» Instructions for the task: Restate the entries word for word, omitting nothing.

» Records to use:
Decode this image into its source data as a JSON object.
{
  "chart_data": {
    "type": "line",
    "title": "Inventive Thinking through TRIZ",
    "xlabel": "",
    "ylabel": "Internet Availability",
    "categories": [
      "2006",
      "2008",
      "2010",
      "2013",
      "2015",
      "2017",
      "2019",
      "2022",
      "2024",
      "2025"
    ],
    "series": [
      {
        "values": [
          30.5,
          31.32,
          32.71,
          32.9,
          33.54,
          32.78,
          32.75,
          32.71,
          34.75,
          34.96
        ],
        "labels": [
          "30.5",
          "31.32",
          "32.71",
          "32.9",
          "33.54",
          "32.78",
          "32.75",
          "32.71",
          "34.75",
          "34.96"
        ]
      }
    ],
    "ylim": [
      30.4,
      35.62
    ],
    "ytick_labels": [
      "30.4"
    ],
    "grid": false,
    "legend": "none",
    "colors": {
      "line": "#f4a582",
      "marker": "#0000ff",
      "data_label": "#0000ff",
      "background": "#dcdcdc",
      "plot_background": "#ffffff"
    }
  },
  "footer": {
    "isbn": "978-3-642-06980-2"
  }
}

» Reply to the exercise:
Decode this image into its source data as a JSON object.
{
  "chart_data": {
    "type": "line",
    "title": "Inventive Thinking through TRIZ",
    "xlabel": "",
    "ylabel": "Internet Availability",
    "categories": [
      "2006",
      "2008",
      "2010",
      "2013",
      "2015",
      "2017",
      "2019",
      "2022",
      "2024",
      "2025"
    ],
    "series": [
      {
        "values": [
          30.5,
          31.32,
          32.71,
          32.9,
          33.54,
          32.78,
          32.75,
          32.71,
          34.75,
          34.96
        ],
        "labels": [
          "30.5",
          "31.32",
          "32.71",
          "32.9",
          "33.54",
          "32.78",
          "32.75",
          "32.71",
          "34.75",
          "34.96"
        ]
      }
    ],
    "ylim": [
      30.4,
      35.62
    ],
    "ytick_labels": [
      "30.4"
    ],
    "grid": false,
    "legend": "none",
    "colors": {
      "line": "#f4a582",
      "marker": "#0000ff",
      "data_label": "#0000ff",
      "background": "#dcdcdc",
      "plot_background": "#ffffff"
    }
  },
  "footer": {
    "isbn": "978-3-642-06980-2"
  }
}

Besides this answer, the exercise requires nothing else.